* WHAT IS EXPECTED
From the listing below, extract every line containing "most".

....................

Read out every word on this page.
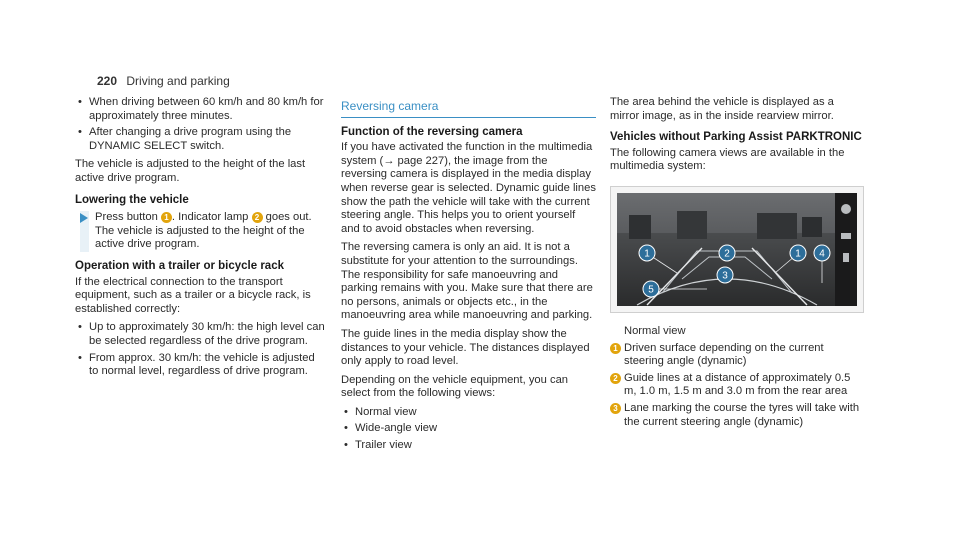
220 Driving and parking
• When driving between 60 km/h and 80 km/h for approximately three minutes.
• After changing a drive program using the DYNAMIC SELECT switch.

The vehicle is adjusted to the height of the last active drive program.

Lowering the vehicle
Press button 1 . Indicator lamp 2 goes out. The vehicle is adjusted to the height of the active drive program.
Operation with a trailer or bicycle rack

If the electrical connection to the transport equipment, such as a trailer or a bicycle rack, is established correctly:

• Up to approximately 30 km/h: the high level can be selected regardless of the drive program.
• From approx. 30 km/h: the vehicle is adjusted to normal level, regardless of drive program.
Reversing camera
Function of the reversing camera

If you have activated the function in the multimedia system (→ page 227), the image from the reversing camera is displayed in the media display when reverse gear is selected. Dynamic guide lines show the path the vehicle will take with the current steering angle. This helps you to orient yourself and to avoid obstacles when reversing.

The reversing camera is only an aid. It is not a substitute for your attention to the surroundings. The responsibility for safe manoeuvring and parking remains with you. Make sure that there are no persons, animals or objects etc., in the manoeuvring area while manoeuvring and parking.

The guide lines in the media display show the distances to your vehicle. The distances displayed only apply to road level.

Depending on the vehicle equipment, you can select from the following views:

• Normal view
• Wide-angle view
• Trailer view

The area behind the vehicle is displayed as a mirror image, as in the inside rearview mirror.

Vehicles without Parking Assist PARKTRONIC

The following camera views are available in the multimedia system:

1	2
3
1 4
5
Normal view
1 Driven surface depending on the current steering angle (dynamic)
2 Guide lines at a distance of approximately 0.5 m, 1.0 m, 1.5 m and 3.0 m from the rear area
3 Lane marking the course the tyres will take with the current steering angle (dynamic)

....................

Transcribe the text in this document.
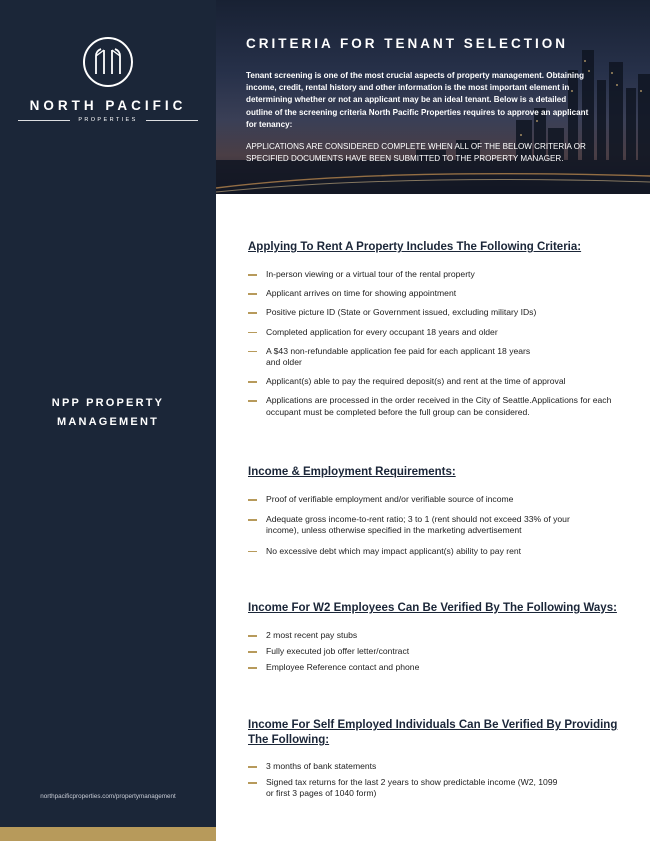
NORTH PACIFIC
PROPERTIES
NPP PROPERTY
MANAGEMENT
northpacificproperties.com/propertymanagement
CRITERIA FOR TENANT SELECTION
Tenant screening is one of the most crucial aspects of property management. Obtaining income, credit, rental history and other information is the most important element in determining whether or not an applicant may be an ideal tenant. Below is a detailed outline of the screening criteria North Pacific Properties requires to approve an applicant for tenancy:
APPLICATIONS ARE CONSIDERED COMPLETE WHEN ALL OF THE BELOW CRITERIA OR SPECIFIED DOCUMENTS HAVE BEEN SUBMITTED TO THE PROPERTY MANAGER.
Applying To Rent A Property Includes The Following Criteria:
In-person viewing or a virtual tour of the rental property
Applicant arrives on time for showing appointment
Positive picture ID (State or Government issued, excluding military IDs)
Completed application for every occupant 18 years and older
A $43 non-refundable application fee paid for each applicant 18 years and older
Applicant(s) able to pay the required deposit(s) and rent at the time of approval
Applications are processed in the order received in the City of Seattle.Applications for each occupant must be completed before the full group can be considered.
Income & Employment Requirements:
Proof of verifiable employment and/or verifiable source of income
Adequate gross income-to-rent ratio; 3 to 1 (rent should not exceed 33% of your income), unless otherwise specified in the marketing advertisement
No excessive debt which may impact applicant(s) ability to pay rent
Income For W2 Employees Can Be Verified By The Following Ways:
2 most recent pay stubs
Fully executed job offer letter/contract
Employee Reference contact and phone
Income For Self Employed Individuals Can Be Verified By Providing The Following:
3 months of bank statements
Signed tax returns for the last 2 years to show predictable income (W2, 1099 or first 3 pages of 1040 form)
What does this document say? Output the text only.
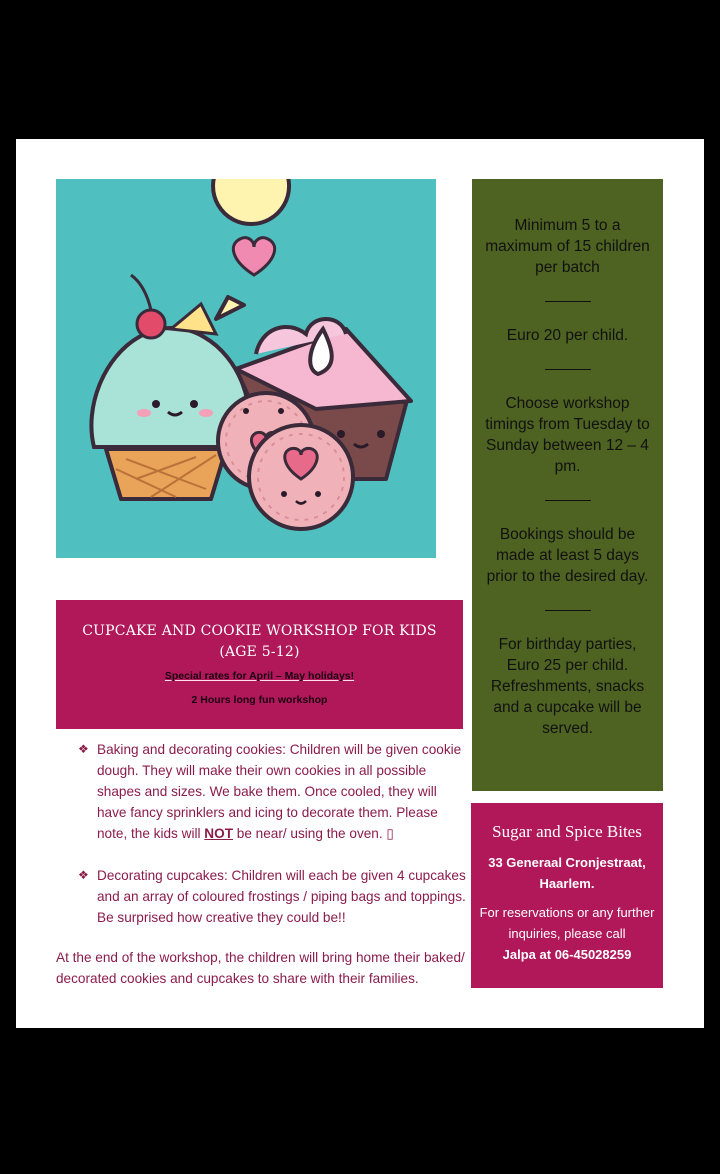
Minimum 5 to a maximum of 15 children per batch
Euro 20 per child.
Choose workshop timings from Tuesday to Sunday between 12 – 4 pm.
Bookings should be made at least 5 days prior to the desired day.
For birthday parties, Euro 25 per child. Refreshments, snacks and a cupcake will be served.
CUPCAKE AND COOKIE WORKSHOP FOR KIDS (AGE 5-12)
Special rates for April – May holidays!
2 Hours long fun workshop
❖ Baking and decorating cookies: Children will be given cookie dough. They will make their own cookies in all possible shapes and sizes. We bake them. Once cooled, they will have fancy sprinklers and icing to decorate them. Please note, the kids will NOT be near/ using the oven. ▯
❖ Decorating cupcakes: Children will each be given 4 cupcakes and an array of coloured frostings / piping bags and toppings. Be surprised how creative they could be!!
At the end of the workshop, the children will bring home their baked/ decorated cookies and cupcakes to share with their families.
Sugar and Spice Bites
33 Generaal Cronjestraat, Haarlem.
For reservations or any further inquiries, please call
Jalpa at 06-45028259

....................

* TASK ANSWER
Tenant screening is one of the most crucial aspects of property management. Obtaining income, credit, rental history and other information is the most important element in determining whether or not an applicant may be an ideal tenant. Below is a detailed outline of the screening criteria North Pacific Properties requires to approve an applicant for tenancy:
2 most recent pay stubs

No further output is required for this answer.